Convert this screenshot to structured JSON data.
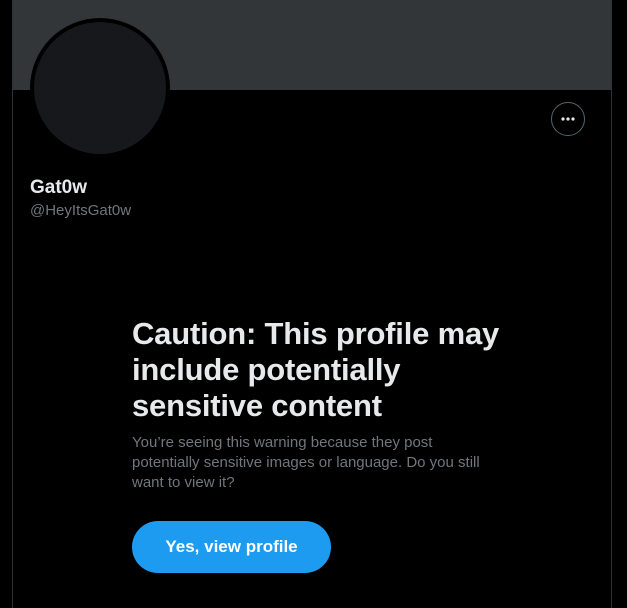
{
  "profile": {
    "display_name": "Gat0w",
    "handle": "@HeyItsGat0w"
  },
  "header": {
    "more_icon": "ellipsis-horizontal-icon"
  },
  "warning": {
    "title": "Caution: This profile may include potentially sensitive content",
    "body": "You’re seeing this warning because they post potentially sensitive images or language. Do you still want to view it?",
    "button_label": "Yes, view profile"
  },
  "colors": {
    "background": "#000000",
    "banner": "#333639",
    "primary_text": "#e7e9ea",
    "secondary_text": "#71767b",
    "accent": "#1d9bf0",
    "border": "#2f3336"
  }
}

_____

§ **Problem requirements**: Repeat the data in full and exactly. Omit pictures.

§ **Solution below**:
Convert this screenshot to structured JSON data.
{
  "profile": {
    "display_name": "Gat0w",
    "handle": "@HeyItsGat0w"
  },
  "header": {
    "more_icon": "ellipsis-horizontal-icon"
  },
  "warning": {
    "title": "Caution: This profile may include potentially sensitive content",
    "body": "You’re seeing this warning because they post potentially sensitive images or language. Do you still want to view it?",
    "button_label": "Yes, view profile"
  },
  "colors": {
    "background": "#000000",
    "banner": "#333639",
    "primary_text": "#e7e9ea",
    "secondary_text": "#71767b",
    "accent": "#1d9bf0",
    "border": "#2f3336"
  }
}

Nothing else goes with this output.